- [TASK DIRECTIONS]
Find the lines with the string "ylabel" and return them.
- - - - - - -
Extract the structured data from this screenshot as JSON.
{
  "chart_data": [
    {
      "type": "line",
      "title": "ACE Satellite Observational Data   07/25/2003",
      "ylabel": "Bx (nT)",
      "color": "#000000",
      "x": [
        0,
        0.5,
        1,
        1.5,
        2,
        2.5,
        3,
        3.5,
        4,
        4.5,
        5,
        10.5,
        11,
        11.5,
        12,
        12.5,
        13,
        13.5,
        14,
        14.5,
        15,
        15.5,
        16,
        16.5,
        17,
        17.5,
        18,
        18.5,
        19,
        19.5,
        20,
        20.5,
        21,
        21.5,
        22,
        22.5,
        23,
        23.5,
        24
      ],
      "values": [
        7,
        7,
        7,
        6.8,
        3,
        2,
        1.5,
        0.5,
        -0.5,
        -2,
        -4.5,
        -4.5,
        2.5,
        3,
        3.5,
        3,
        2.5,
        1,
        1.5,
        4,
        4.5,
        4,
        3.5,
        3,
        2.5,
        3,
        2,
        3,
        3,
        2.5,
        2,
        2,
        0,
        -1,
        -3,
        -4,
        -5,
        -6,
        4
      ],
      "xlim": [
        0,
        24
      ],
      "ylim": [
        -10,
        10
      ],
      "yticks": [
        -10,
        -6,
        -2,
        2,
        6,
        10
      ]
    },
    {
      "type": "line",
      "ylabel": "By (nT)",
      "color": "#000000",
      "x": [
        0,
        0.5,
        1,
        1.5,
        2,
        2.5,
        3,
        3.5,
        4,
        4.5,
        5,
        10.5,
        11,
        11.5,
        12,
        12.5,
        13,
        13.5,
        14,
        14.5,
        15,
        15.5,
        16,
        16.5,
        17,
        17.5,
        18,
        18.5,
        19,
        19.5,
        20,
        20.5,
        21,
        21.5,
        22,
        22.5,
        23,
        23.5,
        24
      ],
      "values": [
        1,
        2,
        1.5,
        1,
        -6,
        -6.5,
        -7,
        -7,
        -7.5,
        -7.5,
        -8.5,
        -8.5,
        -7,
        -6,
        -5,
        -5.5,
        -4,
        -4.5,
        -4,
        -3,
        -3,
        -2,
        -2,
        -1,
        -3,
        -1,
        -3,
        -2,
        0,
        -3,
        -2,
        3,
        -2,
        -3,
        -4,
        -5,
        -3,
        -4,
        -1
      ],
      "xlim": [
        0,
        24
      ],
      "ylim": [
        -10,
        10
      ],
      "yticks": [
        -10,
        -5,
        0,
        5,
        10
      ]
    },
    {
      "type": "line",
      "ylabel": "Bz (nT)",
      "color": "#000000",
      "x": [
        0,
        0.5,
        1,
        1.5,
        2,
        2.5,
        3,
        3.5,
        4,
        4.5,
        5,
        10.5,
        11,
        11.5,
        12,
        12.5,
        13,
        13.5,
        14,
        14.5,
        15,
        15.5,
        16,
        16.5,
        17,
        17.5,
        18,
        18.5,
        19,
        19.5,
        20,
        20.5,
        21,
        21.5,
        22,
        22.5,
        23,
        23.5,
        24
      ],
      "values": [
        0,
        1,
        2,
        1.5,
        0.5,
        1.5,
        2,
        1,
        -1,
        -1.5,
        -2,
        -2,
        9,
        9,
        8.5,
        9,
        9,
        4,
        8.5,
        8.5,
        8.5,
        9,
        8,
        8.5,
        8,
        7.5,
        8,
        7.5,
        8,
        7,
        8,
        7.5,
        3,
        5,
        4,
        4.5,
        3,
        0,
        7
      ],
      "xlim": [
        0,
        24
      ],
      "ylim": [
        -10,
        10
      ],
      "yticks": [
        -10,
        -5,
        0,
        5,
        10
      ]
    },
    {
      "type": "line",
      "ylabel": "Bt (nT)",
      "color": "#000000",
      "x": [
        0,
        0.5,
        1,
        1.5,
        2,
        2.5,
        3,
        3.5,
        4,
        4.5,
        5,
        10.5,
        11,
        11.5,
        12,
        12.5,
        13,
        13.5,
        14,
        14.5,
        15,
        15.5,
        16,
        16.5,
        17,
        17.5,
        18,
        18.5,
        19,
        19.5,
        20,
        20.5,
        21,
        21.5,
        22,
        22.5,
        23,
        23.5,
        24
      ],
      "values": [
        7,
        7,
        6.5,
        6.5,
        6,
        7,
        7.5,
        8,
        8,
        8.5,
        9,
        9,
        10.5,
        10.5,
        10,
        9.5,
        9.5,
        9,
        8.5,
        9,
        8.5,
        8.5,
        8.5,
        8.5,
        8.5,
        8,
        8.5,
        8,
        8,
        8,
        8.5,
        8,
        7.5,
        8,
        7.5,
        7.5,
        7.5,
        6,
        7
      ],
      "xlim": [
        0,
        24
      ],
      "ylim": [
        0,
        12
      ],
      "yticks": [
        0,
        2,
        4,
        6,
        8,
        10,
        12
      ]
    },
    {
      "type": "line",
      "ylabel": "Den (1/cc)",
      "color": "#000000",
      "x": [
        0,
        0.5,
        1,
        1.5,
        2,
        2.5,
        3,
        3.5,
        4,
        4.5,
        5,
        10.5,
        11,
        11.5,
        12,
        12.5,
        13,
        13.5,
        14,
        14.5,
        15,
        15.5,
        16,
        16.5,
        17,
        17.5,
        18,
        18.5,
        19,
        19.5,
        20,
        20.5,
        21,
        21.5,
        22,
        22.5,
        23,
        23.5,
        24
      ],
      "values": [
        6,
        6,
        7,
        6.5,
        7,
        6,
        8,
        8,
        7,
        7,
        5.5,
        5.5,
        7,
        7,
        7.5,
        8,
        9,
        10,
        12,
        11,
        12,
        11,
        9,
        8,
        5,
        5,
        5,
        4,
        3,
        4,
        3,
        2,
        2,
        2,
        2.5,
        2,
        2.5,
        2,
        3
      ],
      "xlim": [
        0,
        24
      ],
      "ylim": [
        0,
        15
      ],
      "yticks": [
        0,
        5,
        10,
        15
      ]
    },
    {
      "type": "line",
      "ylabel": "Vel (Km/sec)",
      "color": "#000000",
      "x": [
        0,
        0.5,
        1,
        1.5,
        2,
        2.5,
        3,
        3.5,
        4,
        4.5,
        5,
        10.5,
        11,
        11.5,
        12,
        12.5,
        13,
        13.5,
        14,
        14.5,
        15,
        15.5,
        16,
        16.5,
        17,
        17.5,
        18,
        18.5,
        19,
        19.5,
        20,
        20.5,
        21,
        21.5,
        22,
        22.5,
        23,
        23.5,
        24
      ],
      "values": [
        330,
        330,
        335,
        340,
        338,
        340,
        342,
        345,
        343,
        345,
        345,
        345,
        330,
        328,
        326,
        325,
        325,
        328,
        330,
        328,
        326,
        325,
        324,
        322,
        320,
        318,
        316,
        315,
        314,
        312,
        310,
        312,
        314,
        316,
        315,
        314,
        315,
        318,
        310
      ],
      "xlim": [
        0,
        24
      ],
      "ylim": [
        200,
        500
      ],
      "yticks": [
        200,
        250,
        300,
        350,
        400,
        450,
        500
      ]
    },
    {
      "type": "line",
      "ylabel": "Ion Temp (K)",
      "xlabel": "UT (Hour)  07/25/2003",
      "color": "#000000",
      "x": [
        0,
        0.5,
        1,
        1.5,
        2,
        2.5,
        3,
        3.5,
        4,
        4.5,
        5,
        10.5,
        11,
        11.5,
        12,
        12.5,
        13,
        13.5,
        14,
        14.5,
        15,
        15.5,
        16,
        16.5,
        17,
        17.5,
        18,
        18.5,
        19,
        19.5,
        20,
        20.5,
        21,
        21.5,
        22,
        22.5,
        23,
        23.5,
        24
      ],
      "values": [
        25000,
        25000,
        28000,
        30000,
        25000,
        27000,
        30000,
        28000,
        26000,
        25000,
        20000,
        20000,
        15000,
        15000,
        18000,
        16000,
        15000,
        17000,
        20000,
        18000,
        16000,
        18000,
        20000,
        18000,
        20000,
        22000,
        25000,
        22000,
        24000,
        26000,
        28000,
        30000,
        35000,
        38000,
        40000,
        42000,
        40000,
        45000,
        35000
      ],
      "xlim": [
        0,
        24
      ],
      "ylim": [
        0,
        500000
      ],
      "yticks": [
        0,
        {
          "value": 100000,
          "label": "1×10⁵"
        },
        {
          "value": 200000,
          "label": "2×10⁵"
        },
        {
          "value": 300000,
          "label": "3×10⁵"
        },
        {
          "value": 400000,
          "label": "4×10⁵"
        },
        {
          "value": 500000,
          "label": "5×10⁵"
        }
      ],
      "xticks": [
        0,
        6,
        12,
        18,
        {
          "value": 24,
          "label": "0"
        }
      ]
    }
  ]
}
- - - - - - -
- [OUTPUT FOR THIS EXERCISE]
      "ylabel": "Bx (nT)",
      "ylabel": "By (nT)",
      "ylabel": "Bz (nT)",
      "ylabel": "Bt (nT)",
      "ylabel": "Den (1/cc)",
      "ylabel": "Vel (Km/sec)",
      "ylabel": "Ion Temp (K)",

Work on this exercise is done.